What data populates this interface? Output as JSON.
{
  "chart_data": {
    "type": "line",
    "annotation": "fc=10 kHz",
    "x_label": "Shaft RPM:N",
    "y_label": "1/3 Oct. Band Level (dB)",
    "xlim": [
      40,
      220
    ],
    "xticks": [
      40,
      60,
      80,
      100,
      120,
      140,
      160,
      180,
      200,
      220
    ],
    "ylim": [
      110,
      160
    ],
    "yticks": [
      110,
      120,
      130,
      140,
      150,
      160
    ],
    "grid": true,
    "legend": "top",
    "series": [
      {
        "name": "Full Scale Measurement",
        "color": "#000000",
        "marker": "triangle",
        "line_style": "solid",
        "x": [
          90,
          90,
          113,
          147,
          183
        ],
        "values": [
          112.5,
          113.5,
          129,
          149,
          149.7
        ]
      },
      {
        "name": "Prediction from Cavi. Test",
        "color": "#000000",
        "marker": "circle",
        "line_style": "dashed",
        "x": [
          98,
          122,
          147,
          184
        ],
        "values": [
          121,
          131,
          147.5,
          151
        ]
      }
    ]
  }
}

Exercise description:
Return each line among the entries that holds the word "name".

Task output:
        "name": "Full Scale Measurement",
        "name": "Prediction from Cavi. Test",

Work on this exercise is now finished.